◆ **Stated task**:
Copy each line containing the word "Constant" from the records that follow, please.
>> Start Dataset content
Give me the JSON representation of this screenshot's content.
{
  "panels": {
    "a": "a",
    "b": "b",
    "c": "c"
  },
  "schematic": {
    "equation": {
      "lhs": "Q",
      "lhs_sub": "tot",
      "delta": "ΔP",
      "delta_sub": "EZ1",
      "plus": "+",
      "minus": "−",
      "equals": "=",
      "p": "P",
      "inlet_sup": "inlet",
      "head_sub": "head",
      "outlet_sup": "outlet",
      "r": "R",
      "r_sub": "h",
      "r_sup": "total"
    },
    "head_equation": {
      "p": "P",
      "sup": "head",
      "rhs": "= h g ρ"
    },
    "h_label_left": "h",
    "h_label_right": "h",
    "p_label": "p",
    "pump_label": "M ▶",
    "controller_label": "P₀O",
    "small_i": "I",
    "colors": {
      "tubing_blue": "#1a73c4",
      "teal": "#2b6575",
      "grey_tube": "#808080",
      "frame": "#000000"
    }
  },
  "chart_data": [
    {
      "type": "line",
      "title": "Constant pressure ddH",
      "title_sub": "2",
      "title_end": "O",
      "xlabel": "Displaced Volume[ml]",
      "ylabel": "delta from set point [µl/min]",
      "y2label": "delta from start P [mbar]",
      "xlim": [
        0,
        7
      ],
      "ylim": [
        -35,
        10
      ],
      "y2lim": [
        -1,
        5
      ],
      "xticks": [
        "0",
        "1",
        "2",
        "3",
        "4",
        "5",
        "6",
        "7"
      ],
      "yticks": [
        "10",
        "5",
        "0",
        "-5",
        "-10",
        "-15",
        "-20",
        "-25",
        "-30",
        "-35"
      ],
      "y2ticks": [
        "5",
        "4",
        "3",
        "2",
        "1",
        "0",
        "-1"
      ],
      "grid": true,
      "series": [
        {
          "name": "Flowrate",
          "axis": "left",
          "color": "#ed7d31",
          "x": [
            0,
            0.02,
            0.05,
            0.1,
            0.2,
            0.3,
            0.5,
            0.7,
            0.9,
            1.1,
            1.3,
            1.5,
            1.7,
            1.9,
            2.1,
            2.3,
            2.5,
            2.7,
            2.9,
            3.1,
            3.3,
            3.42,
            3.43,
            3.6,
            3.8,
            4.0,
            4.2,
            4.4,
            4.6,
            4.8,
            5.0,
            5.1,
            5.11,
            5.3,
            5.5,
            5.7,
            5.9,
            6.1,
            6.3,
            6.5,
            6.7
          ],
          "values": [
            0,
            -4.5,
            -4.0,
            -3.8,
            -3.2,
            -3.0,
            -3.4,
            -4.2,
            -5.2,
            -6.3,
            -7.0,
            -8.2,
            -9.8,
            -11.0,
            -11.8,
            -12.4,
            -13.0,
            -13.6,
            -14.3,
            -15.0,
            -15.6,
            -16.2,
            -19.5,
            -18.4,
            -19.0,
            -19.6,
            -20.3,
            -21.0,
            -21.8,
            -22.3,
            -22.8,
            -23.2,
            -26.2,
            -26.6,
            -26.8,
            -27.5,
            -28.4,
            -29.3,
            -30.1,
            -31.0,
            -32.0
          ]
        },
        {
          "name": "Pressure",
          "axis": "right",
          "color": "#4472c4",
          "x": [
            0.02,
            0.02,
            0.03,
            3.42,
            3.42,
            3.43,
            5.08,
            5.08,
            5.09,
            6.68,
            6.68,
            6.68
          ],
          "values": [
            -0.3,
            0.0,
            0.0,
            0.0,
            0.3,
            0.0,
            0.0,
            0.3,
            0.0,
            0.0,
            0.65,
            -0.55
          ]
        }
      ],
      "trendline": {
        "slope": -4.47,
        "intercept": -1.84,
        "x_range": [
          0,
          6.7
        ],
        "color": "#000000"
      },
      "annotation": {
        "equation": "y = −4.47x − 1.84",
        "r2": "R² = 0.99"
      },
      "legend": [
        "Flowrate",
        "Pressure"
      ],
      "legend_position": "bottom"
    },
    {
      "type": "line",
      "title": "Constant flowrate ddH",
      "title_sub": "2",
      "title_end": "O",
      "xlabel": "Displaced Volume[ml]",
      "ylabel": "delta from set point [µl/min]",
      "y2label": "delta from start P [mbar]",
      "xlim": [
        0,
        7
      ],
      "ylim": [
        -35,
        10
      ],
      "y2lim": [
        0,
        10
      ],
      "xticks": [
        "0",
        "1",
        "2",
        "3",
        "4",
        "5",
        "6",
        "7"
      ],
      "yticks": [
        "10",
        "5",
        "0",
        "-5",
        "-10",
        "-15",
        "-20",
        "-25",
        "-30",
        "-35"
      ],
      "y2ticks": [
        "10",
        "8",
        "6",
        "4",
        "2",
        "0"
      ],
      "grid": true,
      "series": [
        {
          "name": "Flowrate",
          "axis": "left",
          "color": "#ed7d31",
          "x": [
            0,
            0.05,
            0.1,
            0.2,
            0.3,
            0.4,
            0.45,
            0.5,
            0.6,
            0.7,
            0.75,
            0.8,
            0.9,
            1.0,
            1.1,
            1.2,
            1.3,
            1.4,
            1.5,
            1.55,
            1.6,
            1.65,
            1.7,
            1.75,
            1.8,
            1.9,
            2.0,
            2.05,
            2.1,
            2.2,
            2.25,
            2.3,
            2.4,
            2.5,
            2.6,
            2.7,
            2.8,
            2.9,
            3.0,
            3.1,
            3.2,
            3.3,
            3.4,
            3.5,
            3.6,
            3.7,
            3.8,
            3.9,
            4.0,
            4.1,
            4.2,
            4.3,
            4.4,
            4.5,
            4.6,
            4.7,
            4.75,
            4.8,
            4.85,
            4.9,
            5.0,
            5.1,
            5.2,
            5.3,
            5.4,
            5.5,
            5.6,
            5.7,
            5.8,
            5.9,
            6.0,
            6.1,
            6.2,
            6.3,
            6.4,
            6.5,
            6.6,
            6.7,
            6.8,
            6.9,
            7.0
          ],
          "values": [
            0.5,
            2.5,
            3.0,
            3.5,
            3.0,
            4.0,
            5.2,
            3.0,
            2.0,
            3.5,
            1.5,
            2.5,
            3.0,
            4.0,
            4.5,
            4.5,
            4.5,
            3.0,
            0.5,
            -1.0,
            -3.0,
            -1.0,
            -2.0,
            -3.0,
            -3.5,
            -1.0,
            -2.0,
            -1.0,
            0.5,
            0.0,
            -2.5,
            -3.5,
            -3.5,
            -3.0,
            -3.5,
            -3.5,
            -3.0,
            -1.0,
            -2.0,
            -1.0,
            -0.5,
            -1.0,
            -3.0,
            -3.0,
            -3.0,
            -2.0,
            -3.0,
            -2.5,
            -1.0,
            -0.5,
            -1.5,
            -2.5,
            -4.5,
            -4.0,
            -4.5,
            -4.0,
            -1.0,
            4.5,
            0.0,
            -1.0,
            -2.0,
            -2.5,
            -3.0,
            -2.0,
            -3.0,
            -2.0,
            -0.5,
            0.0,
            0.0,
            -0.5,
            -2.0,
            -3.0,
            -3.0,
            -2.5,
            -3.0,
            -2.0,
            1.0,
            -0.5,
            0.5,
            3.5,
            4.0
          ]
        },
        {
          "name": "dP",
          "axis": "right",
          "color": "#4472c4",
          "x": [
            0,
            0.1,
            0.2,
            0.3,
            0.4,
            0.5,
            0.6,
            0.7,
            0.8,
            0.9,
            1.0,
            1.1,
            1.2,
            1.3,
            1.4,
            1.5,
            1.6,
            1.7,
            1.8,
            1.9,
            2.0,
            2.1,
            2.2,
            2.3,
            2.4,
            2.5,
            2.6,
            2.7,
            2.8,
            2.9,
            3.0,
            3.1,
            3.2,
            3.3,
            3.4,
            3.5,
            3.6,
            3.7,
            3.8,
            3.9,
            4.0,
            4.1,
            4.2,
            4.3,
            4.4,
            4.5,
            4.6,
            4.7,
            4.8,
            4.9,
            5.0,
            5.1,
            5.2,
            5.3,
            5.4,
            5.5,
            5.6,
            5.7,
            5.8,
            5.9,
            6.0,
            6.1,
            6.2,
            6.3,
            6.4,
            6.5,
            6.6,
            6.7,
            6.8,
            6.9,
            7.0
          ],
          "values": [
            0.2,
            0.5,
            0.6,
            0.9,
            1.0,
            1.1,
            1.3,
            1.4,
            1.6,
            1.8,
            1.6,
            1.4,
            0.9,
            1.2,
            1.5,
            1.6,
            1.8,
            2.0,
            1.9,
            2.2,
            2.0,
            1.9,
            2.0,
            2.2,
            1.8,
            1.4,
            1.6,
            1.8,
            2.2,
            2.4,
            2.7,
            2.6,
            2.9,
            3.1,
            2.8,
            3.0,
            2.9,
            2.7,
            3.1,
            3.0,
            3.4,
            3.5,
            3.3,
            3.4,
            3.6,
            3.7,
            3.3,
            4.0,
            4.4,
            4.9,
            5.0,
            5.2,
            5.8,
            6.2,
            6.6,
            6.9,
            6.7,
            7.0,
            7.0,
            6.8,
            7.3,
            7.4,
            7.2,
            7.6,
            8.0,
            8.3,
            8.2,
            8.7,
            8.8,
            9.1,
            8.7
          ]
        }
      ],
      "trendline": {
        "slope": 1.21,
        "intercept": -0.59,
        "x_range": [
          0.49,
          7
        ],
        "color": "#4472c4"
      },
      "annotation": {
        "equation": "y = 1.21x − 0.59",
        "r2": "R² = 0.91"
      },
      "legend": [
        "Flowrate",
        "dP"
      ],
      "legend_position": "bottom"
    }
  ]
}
>> End Dataset content
◆ **Response below**:
      "title": "Constant pressure ddH",
      "title": "Constant flowrate ddH",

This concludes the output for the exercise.